§ Written problem
What follows is a set of entries. Give them again exactly, without the pictures.

-- start Data excerpts --

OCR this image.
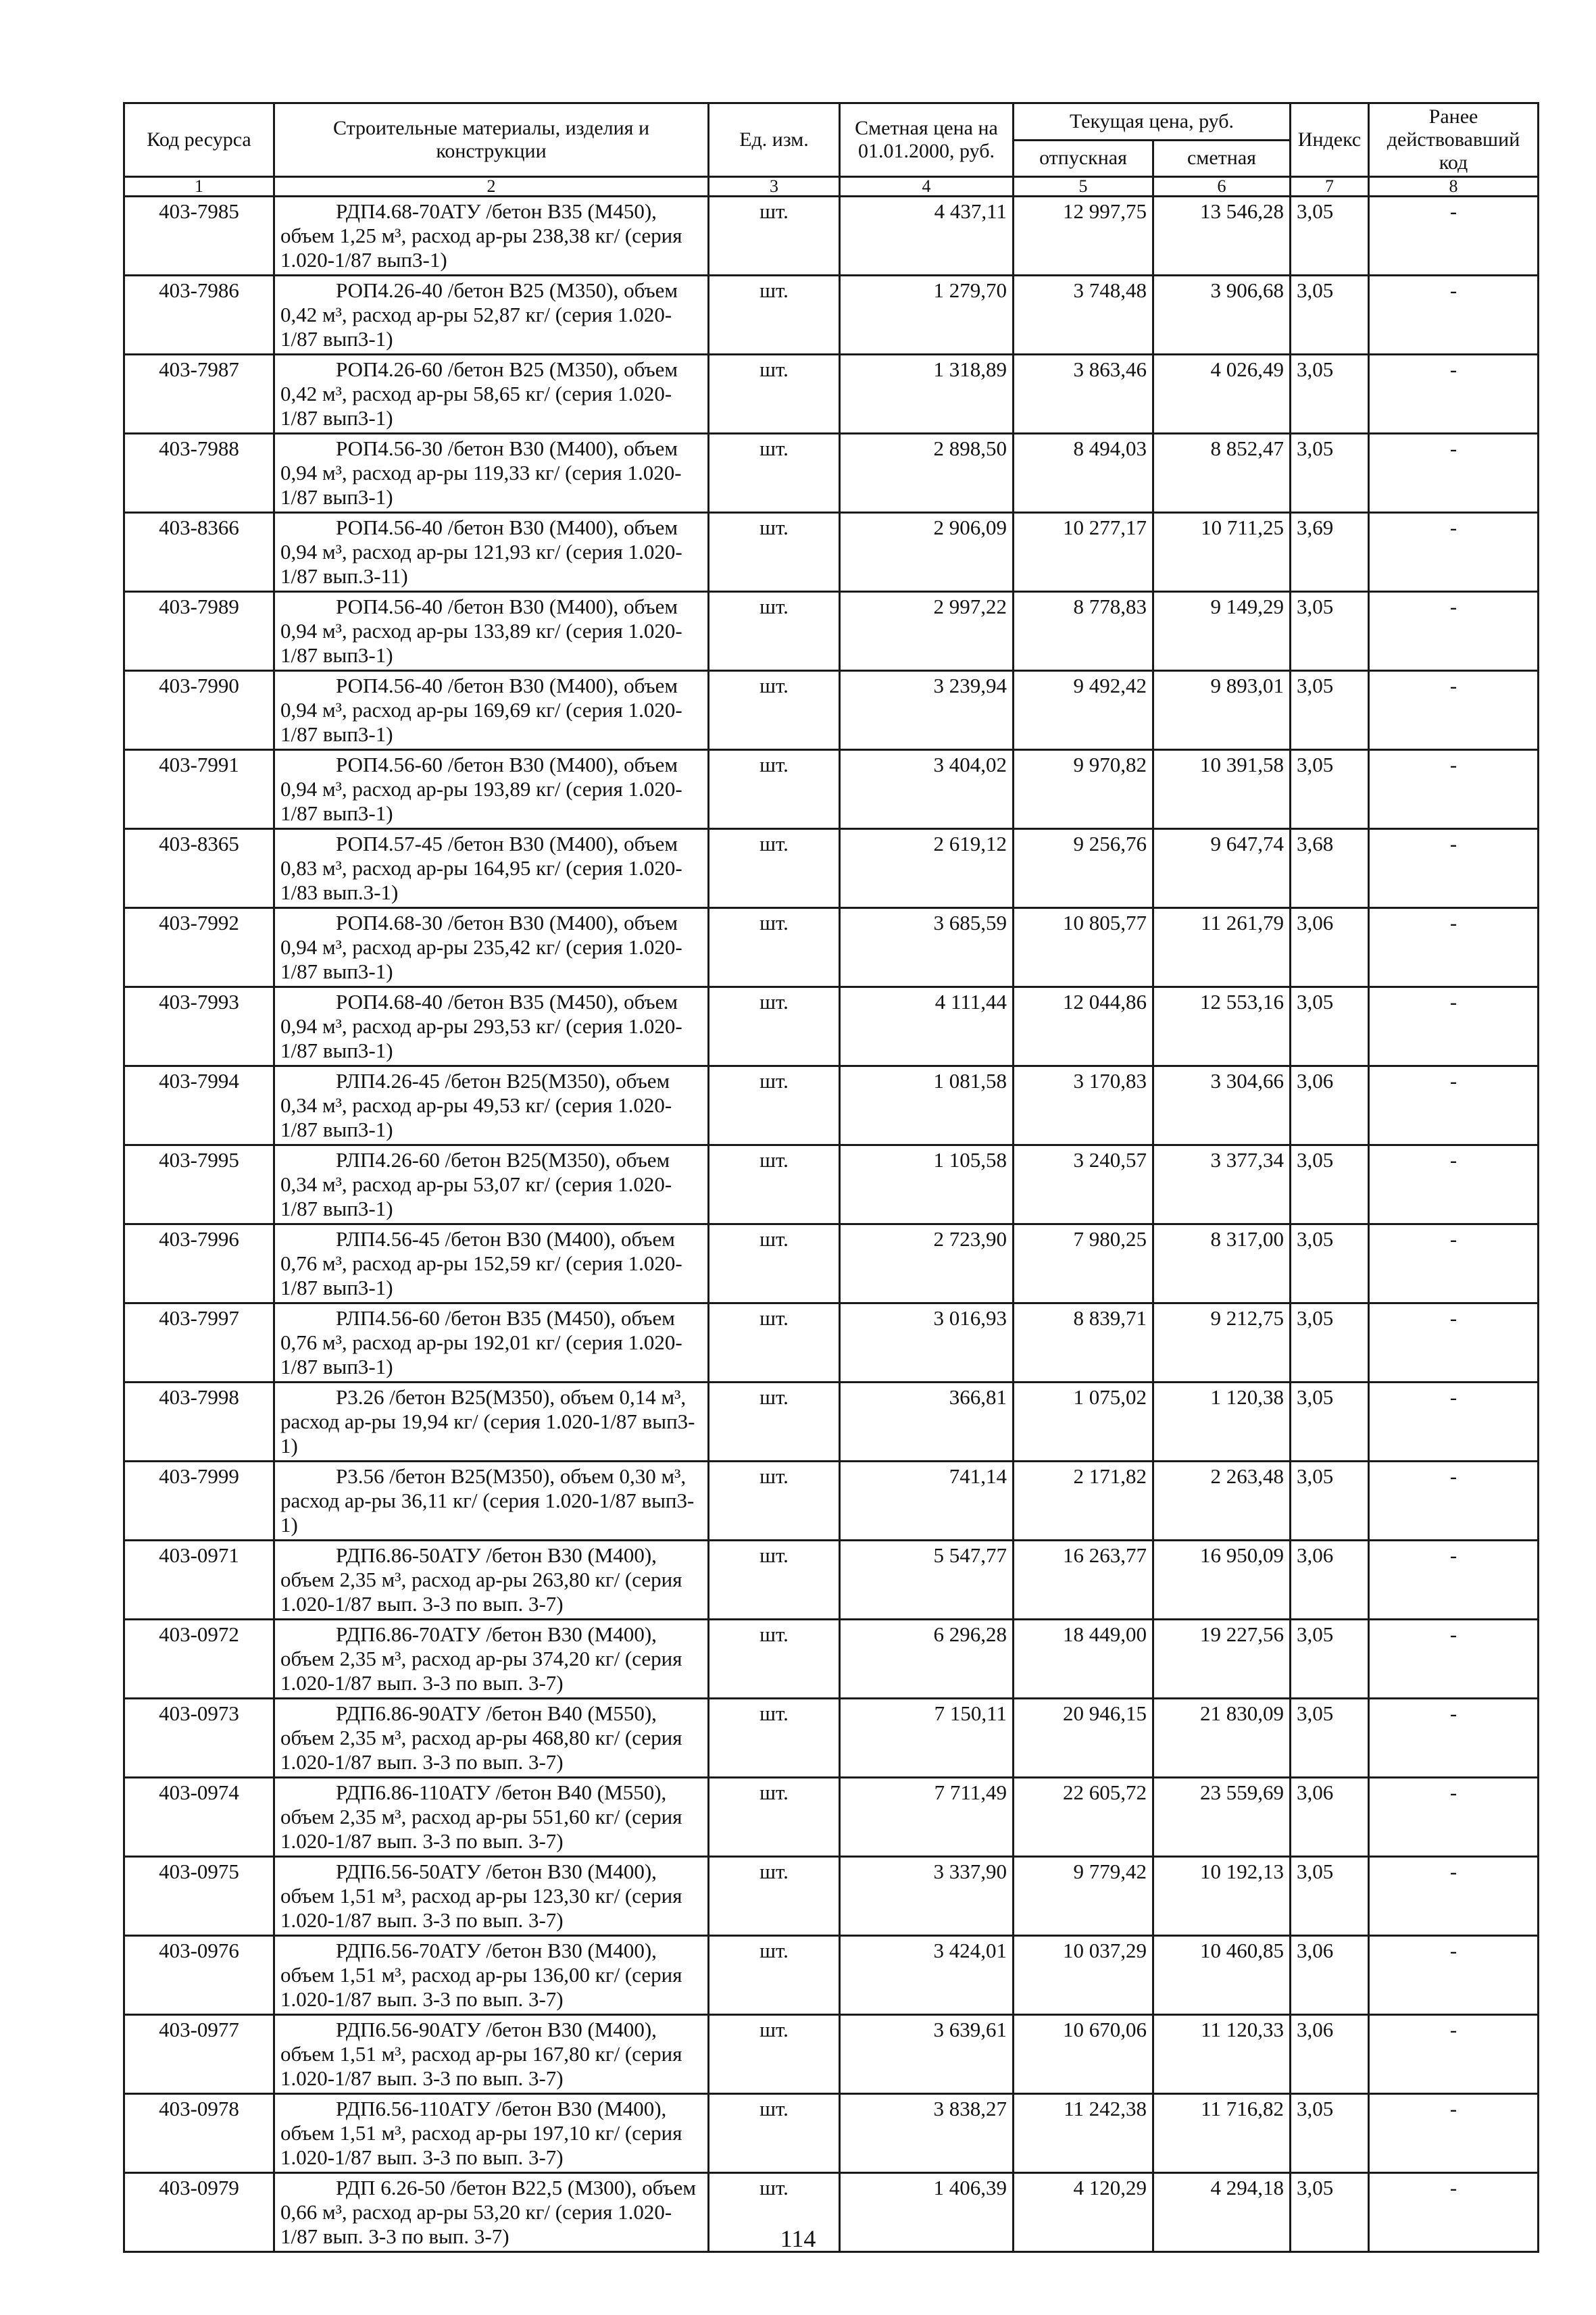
Код ресурса	Строительные материалы, изделия и конструкции	Ед. изм.	Сметная цена на 01.01.2000, руб.	Текущая цена, руб.		Индекс	Ранее действовавший код
				отпускная	сметная		
1	2	3	4	5	6	7	8
403-7985	РДП4.68-70АТУ /бетон В35 (М450), объем 1,25 м³, расход ар-ры 238,38 кг/ (серия 1.020-1/87 вып3-1)	шт.	4 437,11	12 997,75	13 546,28	3,05	-
403-7986	РОП4.26-40 /бетон В25 (М350), объем 0,42 м³, расход ар-ры 52,87 кг/ (серия 1.020-1/87 вып3-1)	шт.	1 279,70	3 748,48	3 906,68	3,05	-
403-7987	РОП4.26-60 /бетон В25 (М350), объем 0,42 м³, расход ар-ры 58,65 кг/ (серия 1.020-1/87 вып3-1)	шт.	1 318,89	3 863,46	4 026,49	3,05	-
403-7988	РОП4.56-30 /бетон В30 (М400), объем 0,94 м³, расход ар-ры 119,33 кг/ (серия 1.020-1/87 вып3-1)	шт.	2 898,50	8 494,03	8 852,47	3,05	-
403-8366	РОП4.56-40 /бетон В30 (М400), объем 0,94 м³, расход ар-ры 121,93 кг/ (серия 1.020-1/87 вып.3-11)	шт.	2 906,09	10 277,17	10 711,25	3,69	-
403-7989	РОП4.56-40 /бетон В30 (М400), объем 0,94 м³, расход ар-ры 133,89 кг/ (серия 1.020-1/87 вып3-1)	шт.	2 997,22	8 778,83	9 149,29	3,05	-
403-7990	РОП4.56-40 /бетон В30 (М400), объем 0,94 м³, расход ар-ры 169,69 кг/ (серия 1.020-1/87 вып3-1)	шт.	3 239,94	9 492,42	9 893,01	3,05	-
403-7991	РОП4.56-60 /бетон В30 (М400), объем 0,94 м³, расход ар-ры 193,89 кг/ (серия 1.020-1/87 вып3-1)	шт.	3 404,02	9 970,82	10 391,58	3,05	-
403-8365	РОП4.57-45 /бетон В30 (М400), объем 0,83 м³, расход ар-ры 164,95 кг/ (серия 1.020-1/83 вып.3-1)	шт.	2 619,12	9 256,76	9 647,74	3,68	-
403-7992	РОП4.68-30 /бетон В30 (М400), объем 0,94 м³, расход ар-ры 235,42 кг/ (серия 1.020-1/87 вып3-1)	шт.	3 685,59	10 805,77	11 261,79	3,06	-
403-7993	РОП4.68-40 /бетон В35 (М450), объем 0,94 м³, расход ар-ры 293,53 кг/ (серия 1.020-1/87 вып3-1)	шт.	4 111,44	12 044,86	12 553,16	3,05	-
403-7994	РЛП4.26-45 /бетон В25(М350), объем 0,34 м³, расход ар-ры 49,53 кг/ (серия 1.020-1/87 вып3-1)	шт.	1 081,58	3 170,83	3 304,66	3,06	-
403-7995	РЛП4.26-60 /бетон В25(М350), объем 0,34 м³, расход ар-ры 53,07 кг/ (серия 1.020-1/87 вып3-1)	шт.	1 105,58	3 240,57	3 377,34	3,05	-
403-7996	РЛП4.56-45 /бетон В30 (М400), объем 0,76 м³, расход ар-ры 152,59 кг/ (серия 1.020-1/87 вып3-1)	шт.	2 723,90	7 980,25	8 317,00	3,05	-
403-7997	РЛП4.56-60 /бетон В35 (М450), объем 0,76 м³, расход ар-ры 192,01 кг/ (серия 1.020-1/87 вып3-1)	шт.	3 016,93	8 839,71	9 212,75	3,05	-
403-7998	Р3.26 /бетон В25(М350), объем 0,14 м³, расход ар-ры 19,94 кг/ (серия 1.020-1/87 вып3-1)	шт.	366,81	1 075,02	1 120,38	3,05	-
403-7999	Р3.56 /бетон В25(М350), объем 0,30 м³, расход ар-ры 36,11 кг/ (серия 1.020-1/87 вып3-1)	шт.	741,14	2 171,82	2 263,48	3,05	-
403-0971	РДП6.86-50АТУ /бетон В30 (М400), объем 2,35 м³, расход ар-ры 263,80 кг/ (серия 1.020-1/87 вып. 3-3 по вып. 3-7)	шт.	5 547,77	16 263,77	16 950,09	3,06	-
403-0972	РДП6.86-70АТУ /бетон В30 (М400), объем 2,35 м³, расход ар-ры 374,20 кг/ (серия 1.020-1/87 вып. 3-3 по вып. 3-7)	шт.	6 296,28	18 449,00	19 227,56	3,05	-
403-0973	РДП6.86-90АТУ /бетон В40 (М550), объем 2,35 м³, расход ар-ры 468,80 кг/ (серия 1.020-1/87 вып. 3-3 по вып. 3-7)	шт.	7 150,11	20 946,15	21 830,09	3,05	-
403-0974	РДП6.86-110АТУ /бетон В40 (М550), объем 2,35 м³, расход ар-ры 551,60 кг/ (серия 1.020-1/87 вып. 3-3 по вып. 3-7)	шт.	7 711,49	22 605,72	23 559,69	3,06	-
403-0975	РДП6.56-50АТУ /бетон В30 (М400), объем 1,51 м³, расход ар-ры 123,30 кг/ (серия 1.020-1/87 вып. 3-3 по вып. 3-7)	шт.	3 337,90	9 779,42	10 192,13	3,05	-
403-0976	РДП6.56-70АТУ /бетон В30 (М400), объем 1,51 м³, расход ар-ры 136,00 кг/ (серия 1.020-1/87 вып. 3-3 по вып. 3-7)	шт.	3 424,01	10 037,29	10 460,85	3,06	-
403-0977	РДП6.56-90АТУ /бетон В30 (М400), объем 1,51 м³, расход ар-ры 167,80 кг/ (серия 1.020-1/87 вып. 3-3 по вып. 3-7)	шт.	3 639,61	10 670,06	11 120,33	3,06	-
403-0978	РДП6.56-110АТУ /бетон В30 (М400), объем 1,51 м³, расход ар-ры 197,10 кг/ (серия 1.020-1/87 вып. 3-3 по вып. 3-7)	шт.	3 838,27	11 242,38	11 716,82	3,05	-
403-0979	РДП 6.26-50 /бетон В22,5 (М300), объем 0,66 м³, расход ар-ры 53,20 кг/ (серия 1.020-1/87 вып. 3-3 по вып. 3-7)	шт.	1 406,39	4 120,29	4 294,18	3,05	-
114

-- end Data excerpts --

§ Task response
OCR this image.
Код ресурса	Строительные материалы, изделия и конструкции	Ед. изм.	Сметная цена на 01.01.2000, руб.	Текущая цена, руб.		Индекс	Ранее действовавший код
				отпускная	сметная		
1	2	3	4	5	6	7	8
403-7985	РДП4.68-70АТУ /бетон В35 (М450), объем 1,25 м³, расход ар-ры 238,38 кг/ (серия 1.020-1/87 вып3-1)	шт.	4 437,11	12 997,75	13 546,28	3,05	-
403-7986	РОП4.26-40 /бетон В25 (М350), объем 0,42 м³, расход ар-ры 52,87 кг/ (серия 1.020-1/87 вып3-1)	шт.	1 279,70	3 748,48	3 906,68	3,05	-
403-7987	РОП4.26-60 /бетон В25 (М350), объем 0,42 м³, расход ар-ры 58,65 кг/ (серия 1.020-1/87 вып3-1)	шт.	1 318,89	3 863,46	4 026,49	3,05	-
403-7988	РОП4.56-30 /бетон В30 (М400), объем 0,94 м³, расход ар-ры 119,33 кг/ (серия 1.020-1/87 вып3-1)	шт.	2 898,50	8 494,03	8 852,47	3,05	-
403-8366	РОП4.56-40 /бетон В30 (М400), объем 0,94 м³, расход ар-ры 121,93 кг/ (серия 1.020-1/87 вып.3-11)	шт.	2 906,09	10 277,17	10 711,25	3,69	-
403-7989	РОП4.56-40 /бетон В30 (М400), объем 0,94 м³, расход ар-ры 133,89 кг/ (серия 1.020-1/87 вып3-1)	шт.	2 997,22	8 778,83	9 149,29	3,05	-
403-7990	РОП4.56-40 /бетон В30 (М400), объем 0,94 м³, расход ар-ры 169,69 кг/ (серия 1.020-1/87 вып3-1)	шт.	3 239,94	9 492,42	9 893,01	3,05	-
403-7991	РОП4.56-60 /бетон В30 (М400), объем 0,94 м³, расход ар-ры 193,89 кг/ (серия 1.020-1/87 вып3-1)	шт.	3 404,02	9 970,82	10 391,58	3,05	-
403-8365	РОП4.57-45 /бетон В30 (М400), объем 0,83 м³, расход ар-ры 164,95 кг/ (серия 1.020-1/83 вып.3-1)	шт.	2 619,12	9 256,76	9 647,74	3,68	-
403-7992	РОП4.68-30 /бетон В30 (М400), объем 0,94 м³, расход ар-ры 235,42 кг/ (серия 1.020-1/87 вып3-1)	шт.	3 685,59	10 805,77	11 261,79	3,06	-
403-7993	РОП4.68-40 /бетон В35 (М450), объем 0,94 м³, расход ар-ры 293,53 кг/ (серия 1.020-1/87 вып3-1)	шт.	4 111,44	12 044,86	12 553,16	3,05	-
403-7994	РЛП4.26-45 /бетон В25(М350), объем 0,34 м³, расход ар-ры 49,53 кг/ (серия 1.020-1/87 вып3-1)	шт.	1 081,58	3 170,83	3 304,66	3,06	-
403-7995	РЛП4.26-60 /бетон В25(М350), объем 0,34 м³, расход ар-ры 53,07 кг/ (серия 1.020-1/87 вып3-1)	шт.	1 105,58	3 240,57	3 377,34	3,05	-
403-7996	РЛП4.56-45 /бетон В30 (М400), объем 0,76 м³, расход ар-ры 152,59 кг/ (серия 1.020-1/87 вып3-1)	шт.	2 723,90	7 980,25	8 317,00	3,05	-
403-7997	РЛП4.56-60 /бетон В35 (М450), объем 0,76 м³, расход ар-ры 192,01 кг/ (серия 1.020-1/87 вып3-1)	шт.	3 016,93	8 839,71	9 212,75	3,05	-
403-7998	Р3.26 /бетон В25(М350), объем 0,14 м³, расход ар-ры 19,94 кг/ (серия 1.020-1/87 вып3-1)	шт.	366,81	1 075,02	1 120,38	3,05	-
403-7999	Р3.56 /бетон В25(М350), объем 0,30 м³, расход ар-ры 36,11 кг/ (серия 1.020-1/87 вып3-1)	шт.	741,14	2 171,82	2 263,48	3,05	-
403-0971	РДП6.86-50АТУ /бетон В30 (М400), объем 2,35 м³, расход ар-ры 263,80 кг/ (серия 1.020-1/87 вып. 3-3 по вып. 3-7)	шт.	5 547,77	16 263,77	16 950,09	3,06	-
403-0972	РДП6.86-70АТУ /бетон В30 (М400), объем 2,35 м³, расход ар-ры 374,20 кг/ (серия 1.020-1/87 вып. 3-3 по вып. 3-7)	шт.	6 296,28	18 449,00	19 227,56	3,05	-
403-0973	РДП6.86-90АТУ /бетон В40 (М550), объем 2,35 м³, расход ар-ры 468,80 кг/ (серия 1.020-1/87 вып. 3-3 по вып. 3-7)	шт.	7 150,11	20 946,15	21 830,09	3,05	-
403-0974	РДП6.86-110АТУ /бетон В40 (М550), объем 2,35 м³, расход ар-ры 551,60 кг/ (серия 1.020-1/87 вып. 3-3 по вып. 3-7)	шт.	7 711,49	22 605,72	23 559,69	3,06	-
403-0975	РДП6.56-50АТУ /бетон В30 (М400), объем 1,51 м³, расход ар-ры 123,30 кг/ (серия 1.020-1/87 вып. 3-3 по вып. 3-7)	шт.	3 337,90	9 779,42	10 192,13	3,05	-
403-0976	РДП6.56-70АТУ /бетон В30 (М400), объем 1,51 м³, расход ар-ры 136,00 кг/ (серия 1.020-1/87 вып. 3-3 по вып. 3-7)	шт.	3 424,01	10 037,29	10 460,85	3,06	-
403-0977	РДП6.56-90АТУ /бетон В30 (М400), объем 1,51 м³, расход ар-ры 167,80 кг/ (серия 1.020-1/87 вып. 3-3 по вып. 3-7)	шт.	3 639,61	10 670,06	11 120,33	3,06	-
403-0978	РДП6.56-110АТУ /бетон В30 (М400), объем 1,51 м³, расход ар-ры 197,10 кг/ (серия 1.020-1/87 вып. 3-3 по вып. 3-7)	шт.	3 838,27	11 242,38	11 716,82	3,05	-
403-0979	РДП 6.26-50 /бетон В22,5 (М300), объем 0,66 м³, расход ар-ры 53,20 кг/ (серия 1.020-1/87 вып. 3-3 по вып. 3-7)	шт.	1 406,39	4 120,29	4 294,18	3,05	-
114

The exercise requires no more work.